TASK GOAL =>
Copy out every line of the rows below exactly as given, leaving out the picture placeholders.

Boxed element entries
* start *
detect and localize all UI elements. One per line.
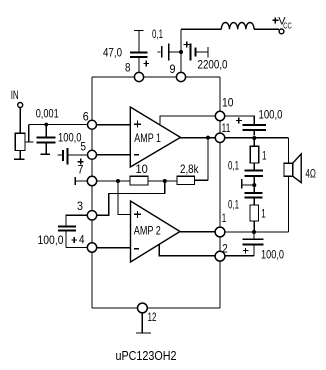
ground below input resistor — [14, 151, 25, 160]
wire pin4 to cap — [66, 247, 88, 249]
wire C0,1a to mid node — [253, 176, 255, 193]
wire pin10 to C100,0 — [225, 116, 255, 124]
svg-text:47,0: 47,0 — [103, 46, 122, 60]
wire pin2 to cap — [225, 255, 255, 257]
wire AMP2 output — [180, 231, 216, 233]
wire pin11 row to speaker — [225, 137, 289, 139]
svg-text:11: 11 — [222, 121, 231, 135]
wire R2,8k to AMP1 output — [195, 138, 209, 181]
svg-text:4: 4 — [79, 233, 85, 247]
left bus wire (pins 6,5,7,3,4 column) — [91, 77, 93, 308]
wire between R10 and R2,8k — [148, 180, 177, 182]
stub terminal left of pin 7 — [75, 177, 87, 185]
svg-text:10: 10 — [136, 162, 149, 176]
op-amp AMP 1 — [130, 107, 180, 167]
svg-text:2,8k: 2,8k — [180, 162, 199, 176]
wire to Vcc — [254, 28, 279, 30]
wire pin3 to R junction — [97, 181, 165, 215]
capacitor C 0,1 (top) — [158, 44, 182, 61]
svg-text:100,0: 100,0 — [38, 233, 64, 247]
svg-text:10: 10 — [222, 96, 234, 110]
svg-text:7: 7 — [78, 163, 84, 177]
svg-text:0,1: 0,1 — [228, 158, 239, 172]
svg-text:8: 8 — [125, 61, 131, 75]
svg-text:AMP 2: AMP 2 — [134, 224, 161, 238]
wire R1a to C0,1a — [253, 138, 255, 170]
wire R1b to pin1 row — [253, 221, 255, 232]
pin 9 terminal — [176, 72, 185, 81]
node junction R10/R2,8k — [163, 179, 167, 183]
wire pin1 row to speaker — [225, 231, 289, 233]
polarity + of 2200,0 — [184, 42, 190, 48]
wire pin5 to AMP1 - — [97, 154, 131, 156]
wire top rail — [181, 28, 221, 30]
pin 1 terminal — [215, 227, 225, 237]
wire feedback to AMP2 + input — [118, 181, 131, 215]
label +Vcc — [272, 15, 291, 30]
svg-text:12: 12 — [148, 310, 157, 324]
pin 11 terminal — [215, 133, 224, 142]
svg-text:IN: IN — [11, 88, 19, 102]
svg-text:CC: CC — [283, 20, 292, 30]
svg-text:4Ω: 4Ω — [305, 167, 316, 181]
node junction pin11/zobel — [252, 136, 256, 140]
pin 6 terminal — [88, 120, 97, 129]
wire pin7 feedback row — [97, 180, 131, 182]
capacitor C 100,0 top right — [243, 125, 267, 136]
pin 4 terminal — [87, 243, 96, 252]
pin 7 terminal — [87, 176, 96, 185]
right bus wire (pins 10,11,1,2 column) — [219, 77, 221, 308]
wire pin8 row — [92, 76, 177, 78]
node junction pin7/R10 — [116, 179, 120, 183]
pin 12 terminal — [138, 303, 148, 313]
pin 10 terminal — [215, 111, 224, 120]
bottom wire — [92, 307, 220, 309]
pin 3 terminal — [87, 211, 96, 220]
stub terminal mid — [242, 179, 255, 188]
svg-text:1: 1 — [262, 149, 267, 163]
wire pin2 feedback to AMP2 slope — [159, 244, 215, 256]
node junction mid zobel — [252, 183, 256, 187]
wire pin9 to right bus — [186, 76, 221, 78]
inductor L1 — [221, 22, 254, 29]
capacitor C 0,1 lower — [245, 193, 263, 197]
polarity + pin4 cap — [71, 237, 77, 243]
svg-text:3: 3 — [77, 199, 83, 213]
+Vcc terminal — [279, 29, 284, 34]
speaker LS 4ohm — [284, 138, 301, 232]
node junction at caps/pin9 — [179, 50, 183, 54]
wire pin4 to AMP2 - — [97, 247, 131, 249]
node junction pin1/cap — [252, 230, 256, 234]
svg-text:uPC123OH2: uPC123OH2 — [116, 348, 177, 363]
polarity + bottom right cap — [243, 248, 249, 254]
wire input L to top — [25, 125, 88, 143]
svg-text:0,1: 0,1 — [152, 27, 163, 41]
resistor R 1 (lower) — [250, 205, 259, 221]
svg-text:100,0: 100,0 — [261, 248, 284, 262]
resistor R 10 — [130, 176, 148, 185]
wire pin3 left to cap — [66, 215, 88, 226]
capacitor C 100,0 bottom right — [243, 232, 264, 256]
svg-text:1: 1 — [222, 211, 227, 225]
wire AMP1 output — [180, 137, 216, 139]
pin 2 terminal — [215, 251, 225, 261]
svg-text:9: 9 — [170, 62, 176, 76]
capacitor C 100,0 at pin 5 — [58, 148, 88, 165]
resistor R 1 (upper) — [250, 146, 258, 163]
polarity + top right cap — [236, 117, 242, 123]
wire C0,1b to R1b — [253, 197, 255, 205]
pin 5 terminal — [88, 150, 97, 159]
svg-text:0,1: 0,1 — [228, 197, 239, 211]
op-amp AMP 2 — [131, 201, 181, 262]
capacitor C 0,001 — [37, 125, 56, 155]
svg-text:AMP 1: AMP 1 — [134, 131, 161, 145]
wire pin6 to AMP1 + — [97, 124, 131, 126]
resistor R input — [15, 133, 25, 150]
capacitor C 100,0 at pins 3-4 — [58, 227, 76, 248]
resistor R 2,8k — [177, 176, 195, 184]
pin 8 terminal — [134, 72, 143, 81]
svg-text:100,0: 100,0 — [259, 107, 283, 121]
svg-text:5: 5 — [81, 140, 87, 154]
capacitor C 47,0 at pin 8 — [130, 31, 149, 73]
svg-text:100,0: 100,0 — [58, 131, 82, 145]
wire bootstrap pin10 to AMP1 slope — [160, 116, 216, 124]
svg-text:1: 1 — [261, 207, 266, 221]
node junction input/cap — [44, 123, 48, 127]
ground at pin 12 — [136, 313, 151, 333]
svg-text:0,001: 0,001 — [36, 106, 59, 120]
wire pin9 riser — [180, 29, 182, 72]
node junction AMP1 out — [206, 136, 210, 140]
wire input drop — [19, 108, 21, 134]
capacitor C 2200,0 — [191, 44, 209, 61]
svg-text:2200,0: 2200,0 — [198, 57, 228, 71]
capacitor C 0,1 upper — [245, 170, 264, 176]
* end *
EXERCISE RESULT =>
detect and localize all UI elements. One per line.
ground below input resistor — [14, 151, 25, 160]
wire pin4 to cap — [66, 247, 88, 249]
wire C0,1a to mid node — [253, 176, 255, 193]
wire pin10 to C100,0 — [225, 116, 255, 124]
svg-text:47,0: 47,0 — [103, 46, 122, 60]
wire pin2 to cap — [225, 255, 255, 257]
wire AMP2 output — [180, 231, 216, 233]
wire pin11 row to speaker — [225, 137, 289, 139]
svg-text:11: 11 — [222, 121, 231, 135]
wire R2,8k to AMP1 output — [195, 138, 209, 181]
svg-text:4: 4 — [79, 233, 85, 247]
left bus wire (pins 6,5,7,3,4 column) — [91, 77, 93, 308]
wire between R10 and R2,8k — [148, 180, 177, 182]
stub terminal left of pin 7 — [75, 177, 87, 185]
svg-text:10: 10 — [136, 162, 149, 176]
op-amp AMP 1 — [130, 107, 180, 167]
svg-text:2,8k: 2,8k — [180, 162, 199, 176]
wire to Vcc — [254, 28, 279, 30]
wire pin3 to R junction — [97, 181, 165, 215]
capacitor C 0,1 (top) — [158, 44, 182, 61]
svg-text:100,0: 100,0 — [38, 233, 64, 247]
svg-text:10: 10 — [222, 96, 234, 110]
svg-text:7: 7 — [78, 163, 84, 177]
svg-text:0,1: 0,1 — [228, 158, 239, 172]
svg-text:8: 8 — [125, 61, 131, 75]
svg-text:AMP 2: AMP 2 — [134, 224, 161, 238]
wire R1a to C0,1a — [253, 138, 255, 170]
wire R1b to pin1 row — [253, 221, 255, 232]
pin 9 terminal — [176, 72, 185, 81]
node junction R10/R2,8k — [163, 179, 167, 183]
wire pin1 row to speaker — [225, 231, 289, 233]
polarity + of 2200,0 — [184, 42, 190, 48]
wire pin5 to AMP1 - — [97, 154, 131, 156]
wire top rail — [181, 28, 221, 30]
pin 1 terminal — [215, 227, 225, 237]
wire feedback to AMP2 + input — [118, 181, 131, 215]
label +Vcc — [272, 15, 291, 30]
svg-text:12: 12 — [148, 310, 157, 324]
pin 11 terminal — [215, 133, 224, 142]
svg-text:IN: IN — [11, 88, 19, 102]
svg-text:CC: CC — [283, 20, 292, 30]
svg-text:4Ω: 4Ω — [305, 167, 316, 181]
node junction pin11/zobel — [252, 136, 256, 140]
pin 6 terminal — [88, 120, 97, 129]
wire pin7 feedback row — [97, 180, 131, 182]
capacitor C 100,0 top right — [243, 125, 267, 136]
pin 4 terminal — [87, 243, 96, 252]
pin 7 terminal — [87, 176, 96, 185]
right bus wire (pins 10,11,1,2 column) — [219, 77, 221, 308]
wire pin8 row — [92, 76, 177, 78]
node junction pin7/R10 — [116, 179, 120, 183]
pin 12 terminal — [138, 303, 148, 313]
pin 10 terminal — [215, 111, 224, 120]
bottom wire — [92, 307, 220, 309]
pin 3 terminal — [87, 211, 96, 220]
stub terminal mid — [242, 179, 255, 188]
svg-text:1: 1 — [262, 149, 267, 163]
wire pin2 feedback to AMP2 slope — [159, 244, 215, 256]
node junction mid zobel — [252, 183, 256, 187]
wire pin9 to right bus — [186, 76, 221, 78]
inductor L1 — [221, 22, 254, 29]
capacitor C 0,1 lower — [245, 193, 263, 197]
polarity + pin4 cap — [71, 237, 77, 243]
svg-text:3: 3 — [77, 199, 83, 213]
+Vcc terminal — [279, 29, 284, 34]
speaker LS 4ohm — [284, 138, 301, 232]
node junction at caps/pin9 — [179, 50, 183, 54]
wire pin4 to AMP2 - — [97, 247, 131, 249]
node junction pin1/cap — [252, 230, 256, 234]
svg-text:uPC123OH2: uPC123OH2 — [116, 348, 177, 363]
polarity + bottom right cap — [243, 248, 249, 254]
wire input L to top — [25, 125, 88, 143]
svg-text:0,1: 0,1 — [152, 27, 163, 41]
resistor R 1 (lower) — [250, 205, 259, 221]
svg-text:100,0: 100,0 — [261, 248, 284, 262]
resistor R 10 — [130, 176, 148, 185]
wire pin3 left to cap — [66, 215, 88, 226]
capacitor C 100,0 bottom right — [243, 232, 264, 256]
svg-text:1: 1 — [222, 211, 227, 225]
wire AMP1 output — [180, 137, 216, 139]
pin 2 terminal — [215, 251, 225, 261]
svg-text:9: 9 — [170, 62, 176, 76]
capacitor C 100,0 at pin 5 — [58, 148, 88, 165]
resistor R 1 (upper) — [250, 146, 258, 163]
polarity + top right cap — [236, 117, 242, 123]
wire C0,1b to R1b — [253, 197, 255, 205]
pin 5 terminal — [88, 150, 97, 159]
svg-text:0,1: 0,1 — [228, 197, 239, 211]
op-amp AMP 2 — [131, 201, 181, 262]
capacitor C 0,001 — [37, 125, 56, 155]
svg-text:AMP 1: AMP 1 — [134, 131, 161, 145]
wire pin6 to AMP1 + — [97, 124, 131, 126]
resistor R input — [15, 133, 25, 150]
capacitor C 100,0 at pins 3-4 — [58, 227, 76, 248]
resistor R 2,8k — [177, 176, 195, 184]
pin 8 terminal — [134, 72, 143, 81]
svg-text:100,0: 100,0 — [259, 107, 283, 121]
svg-text:5: 5 — [81, 140, 87, 154]
capacitor C 47,0 at pin 8 — [130, 31, 149, 73]
svg-text:100,0: 100,0 — [58, 131, 82, 145]
wire bootstrap pin10 to AMP1 slope — [160, 116, 216, 124]
svg-text:1: 1 — [261, 207, 266, 221]
node junction input/cap — [44, 123, 48, 127]
ground at pin 12 — [136, 313, 151, 333]
svg-text:0,001: 0,001 — [36, 106, 59, 120]
wire pin9 riser — [180, 29, 182, 72]
node junction AMP1 out — [206, 136, 210, 140]
wire input drop — [19, 108, 21, 134]
capacitor C 2200,0 — [191, 44, 209, 61]
svg-text:2200,0: 2200,0 — [198, 57, 228, 71]
capacitor C 0,1 upper — [245, 170, 264, 176]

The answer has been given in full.